- _TASK DETAILS_
Transcribe every entry exactly, leaving out any pictures.

- _STORED DATA_
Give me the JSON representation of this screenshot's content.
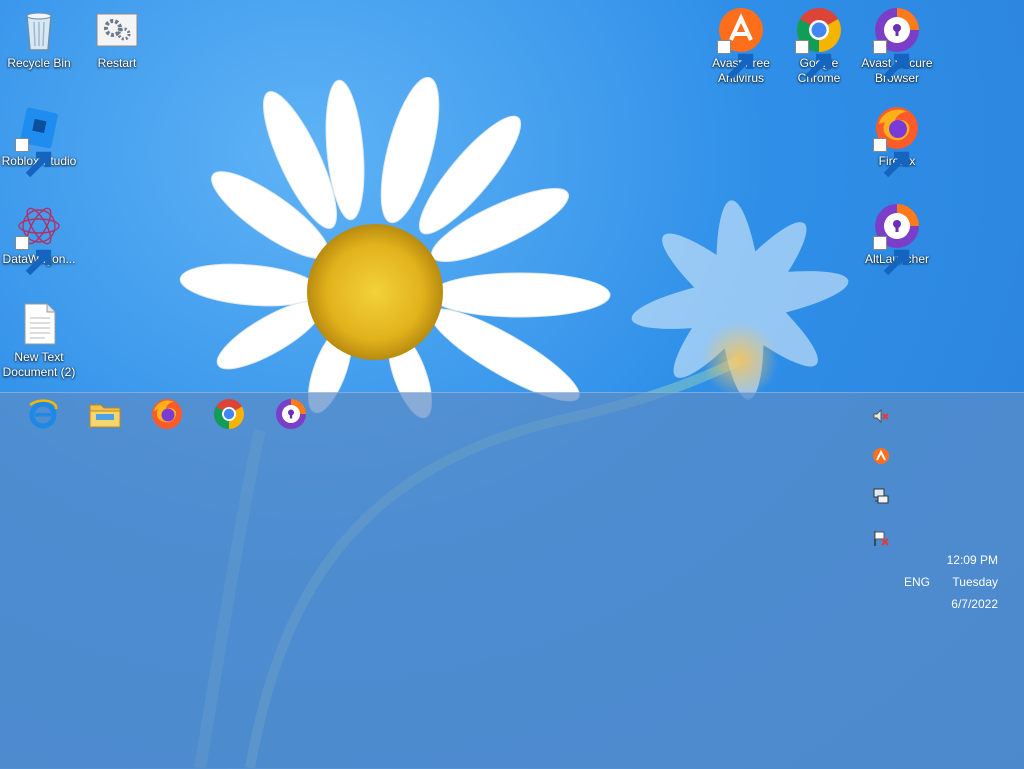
{
  "desktop": {
    "icons": [
      {
        "label": "Recycle Bin",
        "icon": "recycle-bin-icon"
      },
      {
        "label": "Restart",
        "icon": "restart-gear-icon"
      },
      {
        "label": "Roblox Studio",
        "icon": "roblox-studio-icon"
      },
      {
        "label": "DataWagon...",
        "icon": "datawagon-icon"
      },
      {
        "label": "New Text Document (2)",
        "icon": "text-document-icon"
      },
      {
        "label": "Avast Free Antivirus",
        "icon": "avast-icon"
      },
      {
        "label": "Google Chrome",
        "icon": "chrome-icon"
      },
      {
        "label": "Avast Secure Browser",
        "icon": "avast-secure-browser-icon"
      },
      {
        "label": "Firefox",
        "icon": "firefox-icon"
      },
      {
        "label": "AltLauncher",
        "icon": "altlauncher-icon"
      }
    ]
  },
  "taskbar": {
    "pinned": [
      {
        "name": "Internet Explorer",
        "icon": "internet-explorer-icon"
      },
      {
        "name": "File Explorer",
        "icon": "file-explorer-icon"
      },
      {
        "name": "Firefox",
        "icon": "firefox-icon"
      },
      {
        "name": "Google Chrome",
        "icon": "chrome-icon"
      },
      {
        "name": "Avast Secure Browser",
        "icon": "avast-secure-browser-icon"
      }
    ],
    "tray": {
      "icons": [
        "volume-muted-icon",
        "avast-tray-icon",
        "network-icon",
        "action-center-flag-icon"
      ],
      "language": "ENG",
      "time": "12:09 PM",
      "day": "Tuesday",
      "date": "6/7/2022"
    }
  }
}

- _RESPONSE AREA_
Give me the JSON representation of this screenshot's content.
{
  "desktop": {
    "icons": [
      {
        "label": "Recycle Bin",
        "icon": "recycle-bin-icon"
      },
      {
        "label": "Restart",
        "icon": "restart-gear-icon"
      },
      {
        "label": "Roblox Studio",
        "icon": "roblox-studio-icon"
      },
      {
        "label": "DataWagon...",
        "icon": "datawagon-icon"
      },
      {
        "label": "New Text Document (2)",
        "icon": "text-document-icon"
      },
      {
        "label": "Avast Free Antivirus",
        "icon": "avast-icon"
      },
      {
        "label": "Google Chrome",
        "icon": "chrome-icon"
      },
      {
        "label": "Avast Secure Browser",
        "icon": "avast-secure-browser-icon"
      },
      {
        "label": "Firefox",
        "icon": "firefox-icon"
      },
      {
        "label": "AltLauncher",
        "icon": "altlauncher-icon"
      }
    ]
  },
  "taskbar": {
    "pinned": [
      {
        "name": "Internet Explorer",
        "icon": "internet-explorer-icon"
      },
      {
        "name": "File Explorer",
        "icon": "file-explorer-icon"
      },
      {
        "name": "Firefox",
        "icon": "firefox-icon"
      },
      {
        "name": "Google Chrome",
        "icon": "chrome-icon"
      },
      {
        "name": "Avast Secure Browser",
        "icon": "avast-secure-browser-icon"
      }
    ],
    "tray": {
      "icons": [
        "volume-muted-icon",
        "avast-tray-icon",
        "network-icon",
        "action-center-flag-icon"
      ],
      "language": "ENG",
      "time": "12:09 PM",
      "day": "Tuesday",
      "date": "6/7/2022"
    }
  }
}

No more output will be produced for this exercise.